>>>>

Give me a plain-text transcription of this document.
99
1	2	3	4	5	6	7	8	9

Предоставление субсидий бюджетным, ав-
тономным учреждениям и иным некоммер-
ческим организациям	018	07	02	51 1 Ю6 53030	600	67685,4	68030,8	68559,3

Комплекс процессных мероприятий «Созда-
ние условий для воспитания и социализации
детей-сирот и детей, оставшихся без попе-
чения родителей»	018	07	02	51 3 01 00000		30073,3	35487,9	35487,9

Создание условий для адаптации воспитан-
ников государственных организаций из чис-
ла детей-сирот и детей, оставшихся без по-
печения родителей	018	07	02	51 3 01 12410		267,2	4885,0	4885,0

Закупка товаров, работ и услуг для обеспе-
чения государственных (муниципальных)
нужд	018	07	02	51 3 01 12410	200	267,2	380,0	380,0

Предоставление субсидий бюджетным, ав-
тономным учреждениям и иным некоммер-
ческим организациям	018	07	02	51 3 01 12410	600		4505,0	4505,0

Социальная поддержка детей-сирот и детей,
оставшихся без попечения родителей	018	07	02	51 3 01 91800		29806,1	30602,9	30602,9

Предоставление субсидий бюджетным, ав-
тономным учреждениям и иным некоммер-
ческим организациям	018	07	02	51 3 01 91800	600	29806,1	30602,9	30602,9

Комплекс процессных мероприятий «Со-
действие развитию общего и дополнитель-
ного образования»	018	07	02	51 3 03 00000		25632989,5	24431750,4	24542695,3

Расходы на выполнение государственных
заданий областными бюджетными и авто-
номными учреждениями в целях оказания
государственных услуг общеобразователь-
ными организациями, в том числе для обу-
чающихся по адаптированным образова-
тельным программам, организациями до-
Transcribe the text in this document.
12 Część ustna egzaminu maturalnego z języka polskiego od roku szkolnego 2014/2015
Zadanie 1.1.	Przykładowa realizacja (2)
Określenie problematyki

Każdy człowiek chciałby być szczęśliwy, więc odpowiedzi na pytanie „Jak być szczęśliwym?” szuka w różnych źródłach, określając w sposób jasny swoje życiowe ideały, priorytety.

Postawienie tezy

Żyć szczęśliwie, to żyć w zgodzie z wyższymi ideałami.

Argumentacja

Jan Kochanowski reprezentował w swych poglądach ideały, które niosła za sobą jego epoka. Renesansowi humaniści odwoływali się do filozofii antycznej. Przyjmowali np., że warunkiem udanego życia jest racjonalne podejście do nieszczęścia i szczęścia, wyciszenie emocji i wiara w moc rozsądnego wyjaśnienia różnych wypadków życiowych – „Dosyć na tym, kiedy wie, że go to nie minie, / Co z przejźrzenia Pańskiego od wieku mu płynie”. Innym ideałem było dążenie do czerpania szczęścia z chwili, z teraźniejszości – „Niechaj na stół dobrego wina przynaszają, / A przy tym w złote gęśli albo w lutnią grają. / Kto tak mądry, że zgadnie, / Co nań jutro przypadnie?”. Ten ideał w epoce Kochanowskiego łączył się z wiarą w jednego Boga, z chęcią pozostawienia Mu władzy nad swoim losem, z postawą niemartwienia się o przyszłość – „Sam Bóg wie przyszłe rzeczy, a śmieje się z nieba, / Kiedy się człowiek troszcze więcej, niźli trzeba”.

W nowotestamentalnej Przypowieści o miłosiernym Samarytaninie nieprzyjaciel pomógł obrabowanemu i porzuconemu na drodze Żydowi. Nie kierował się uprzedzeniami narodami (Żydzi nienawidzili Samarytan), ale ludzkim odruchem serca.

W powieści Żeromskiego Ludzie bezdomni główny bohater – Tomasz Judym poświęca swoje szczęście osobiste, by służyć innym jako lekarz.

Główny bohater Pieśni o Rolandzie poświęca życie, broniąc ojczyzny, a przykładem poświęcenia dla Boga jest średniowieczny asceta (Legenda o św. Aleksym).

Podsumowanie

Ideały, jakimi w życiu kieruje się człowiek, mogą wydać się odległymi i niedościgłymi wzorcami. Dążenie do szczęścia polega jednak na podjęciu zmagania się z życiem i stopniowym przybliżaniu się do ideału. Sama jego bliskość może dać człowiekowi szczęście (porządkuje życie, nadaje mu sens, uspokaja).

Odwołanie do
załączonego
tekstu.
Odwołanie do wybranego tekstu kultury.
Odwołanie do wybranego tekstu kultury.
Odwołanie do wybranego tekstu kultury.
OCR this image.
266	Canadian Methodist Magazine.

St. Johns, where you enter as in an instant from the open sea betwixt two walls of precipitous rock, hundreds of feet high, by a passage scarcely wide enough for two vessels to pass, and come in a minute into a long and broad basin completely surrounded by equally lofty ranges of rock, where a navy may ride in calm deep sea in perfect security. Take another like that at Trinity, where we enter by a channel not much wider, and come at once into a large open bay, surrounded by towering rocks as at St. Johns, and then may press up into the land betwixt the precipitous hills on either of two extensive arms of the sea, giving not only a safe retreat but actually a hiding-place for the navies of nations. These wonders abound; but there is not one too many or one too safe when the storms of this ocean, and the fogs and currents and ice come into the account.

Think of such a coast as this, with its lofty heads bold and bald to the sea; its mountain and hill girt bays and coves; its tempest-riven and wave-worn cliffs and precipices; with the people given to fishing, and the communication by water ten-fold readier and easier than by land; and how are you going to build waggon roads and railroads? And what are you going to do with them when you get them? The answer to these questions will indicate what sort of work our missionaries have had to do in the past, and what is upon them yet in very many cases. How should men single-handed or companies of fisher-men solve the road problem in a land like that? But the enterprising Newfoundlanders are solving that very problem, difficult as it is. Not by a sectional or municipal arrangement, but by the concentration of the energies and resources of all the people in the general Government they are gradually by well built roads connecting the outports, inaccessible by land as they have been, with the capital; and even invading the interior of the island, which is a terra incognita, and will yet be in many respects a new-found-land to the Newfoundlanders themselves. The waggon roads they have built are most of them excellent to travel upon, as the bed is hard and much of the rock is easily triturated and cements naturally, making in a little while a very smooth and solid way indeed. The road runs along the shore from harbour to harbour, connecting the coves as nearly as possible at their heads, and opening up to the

<<<<

_TASK TO COMPLETE_: Output each entry precisely as given.

_PROBLEM SOLUTION_:
Give me a plain-text transcription of this document.
99
1	2	3	4	5	6	7	8	9

Предоставление субсидий бюджетным, ав-
тономным учреждениям и иным некоммер-
ческим организациям	018	07	02	51 1 Ю6 53030	600	67685,4	68030,8	68559,3

Комплекс процессных мероприятий «Созда-
ние условий для воспитания и социализации
детей-сирот и детей, оставшихся без попе-
чения родителей»	018	07	02	51 3 01 00000		30073,3	35487,9	35487,9

Создание условий для адаптации воспитан-
ников государственных организаций из чис-
ла детей-сирот и детей, оставшихся без по-
печения родителей	018	07	02	51 3 01 12410		267,2	4885,0	4885,0

Закупка товаров, работ и услуг для обеспе-
чения государственных (муниципальных)
нужд	018	07	02	51 3 01 12410	200	267,2	380,0	380,0

Предоставление субсидий бюджетным, ав-
тономным учреждениям и иным некоммер-
ческим организациям	018	07	02	51 3 01 12410	600		4505,0	4505,0

Социальная поддержка детей-сирот и детей,
оставшихся без попечения родителей	018	07	02	51 3 01 91800		29806,1	30602,9	30602,9

Предоставление субсидий бюджетным, ав-
тономным учреждениям и иным некоммер-
ческим организациям	018	07	02	51 3 01 91800	600	29806,1	30602,9	30602,9

Комплекс процессных мероприятий «Со-
действие развитию общего и дополнитель-
ного образования»	018	07	02	51 3 03 00000		25632989,5	24431750,4	24542695,3

Расходы на выполнение государственных
заданий областными бюджетными и авто-
номными учреждениями в целях оказания
государственных услуг общеобразователь-
ными организациями, в том числе для обу-
чающихся по адаптированным образова-
тельным программам, организациями до-
Transcribe the text in this document.
12 Część ustna egzaminu maturalnego z języka polskiego od roku szkolnego 2014/2015
Zadanie 1.1.	Przykładowa realizacja (2)
Określenie problematyki

Każdy człowiek chciałby być szczęśliwy, więc odpowiedzi na pytanie „Jak być szczęśliwym?” szuka w różnych źródłach, określając w sposób jasny swoje życiowe ideały, priorytety.

Postawienie tezy

Żyć szczęśliwie, to żyć w zgodzie z wyższymi ideałami.

Argumentacja

Jan Kochanowski reprezentował w swych poglądach ideały, które niosła za sobą jego epoka. Renesansowi humaniści odwoływali się do filozofii antycznej. Przyjmowali np., że warunkiem udanego życia jest racjonalne podejście do nieszczęścia i szczęścia, wyciszenie emocji i wiara w moc rozsądnego wyjaśnienia różnych wypadków życiowych – „Dosyć na tym, kiedy wie, że go to nie minie, / Co z przejźrzenia Pańskiego od wieku mu płynie”. Innym ideałem było dążenie do czerpania szczęścia z chwili, z teraźniejszości – „Niechaj na stół dobrego wina przynaszają, / A przy tym w złote gęśli albo w lutnią grają. / Kto tak mądry, że zgadnie, / Co nań jutro przypadnie?”. Ten ideał w epoce Kochanowskiego łączył się z wiarą w jednego Boga, z chęcią pozostawienia Mu władzy nad swoim losem, z postawą niemartwienia się o przyszłość – „Sam Bóg wie przyszłe rzeczy, a śmieje się z nieba, / Kiedy się człowiek troszcze więcej, niźli trzeba”.

W nowotestamentalnej Przypowieści o miłosiernym Samarytaninie nieprzyjaciel pomógł obrabowanemu i porzuconemu na drodze Żydowi. Nie kierował się uprzedzeniami narodami (Żydzi nienawidzili Samarytan), ale ludzkim odruchem serca.

W powieści Żeromskiego Ludzie bezdomni główny bohater – Tomasz Judym poświęca swoje szczęście osobiste, by służyć innym jako lekarz.

Główny bohater Pieśni o Rolandzie poświęca życie, broniąc ojczyzny, a przykładem poświęcenia dla Boga jest średniowieczny asceta (Legenda o św. Aleksym).

Podsumowanie

Ideały, jakimi w życiu kieruje się człowiek, mogą wydać się odległymi i niedościgłymi wzorcami. Dążenie do szczęścia polega jednak na podjęciu zmagania się z życiem i stopniowym przybliżaniu się do ideału. Sama jego bliskość może dać człowiekowi szczęście (porządkuje życie, nadaje mu sens, uspokaja).

Odwołanie do
załączonego
tekstu.
Odwołanie do wybranego tekstu kultury.
Odwołanie do wybranego tekstu kultury.
Odwołanie do wybranego tekstu kultury.
OCR this image.
266	Canadian Methodist Magazine.

St. Johns, where you enter as in an instant from the open sea betwixt two walls of precipitous rock, hundreds of feet high, by a passage scarcely wide enough for two vessels to pass, and come in a minute into a long and broad basin completely surrounded by equally lofty ranges of rock, where a navy may ride in calm deep sea in perfect security. Take another like that at Trinity, where we enter by a channel not much wider, and come at once into a large open bay, surrounded by towering rocks as at St. Johns, and then may press up into the land betwixt the precipitous hills on either of two extensive arms of the sea, giving not only a safe retreat but actually a hiding-place for the navies of nations. These wonders abound; but there is not one too many or one too safe when the storms of this ocean, and the fogs and currents and ice come into the account.

Think of such a coast as this, with its lofty heads bold and bald to the sea; its mountain and hill girt bays and coves; its tempest-riven and wave-worn cliffs and precipices; with the people given to fishing, and the communication by water ten-fold readier and easier than by land; and how are you going to build waggon roads and railroads? And what are you going to do with them when you get them? The answer to these questions will indicate what sort of work our missionaries have had to do in the past, and what is upon them yet in very many cases. How should men single-handed or companies of fisher-men solve the road problem in a land like that? But the enterprising Newfoundlanders are solving that very problem, difficult as it is. Not by a sectional or municipal arrangement, but by the concentration of the energies and resources of all the people in the general Government they are gradually by well built roads connecting the outports, inaccessible by land as they have been, with the capital; and even invading the interior of the island, which is a terra incognita, and will yet be in many respects a new-found-land to the Newfoundlanders themselves. The waggon roads they have built are most of them excellent to travel upon, as the bed is hard and much of the rock is easily triturated and cements naturally, making in a little while a very smooth and solid way indeed. The road runs along the shore from harbour to harbour, connecting the coves as nearly as possible at their heads, and opening up to the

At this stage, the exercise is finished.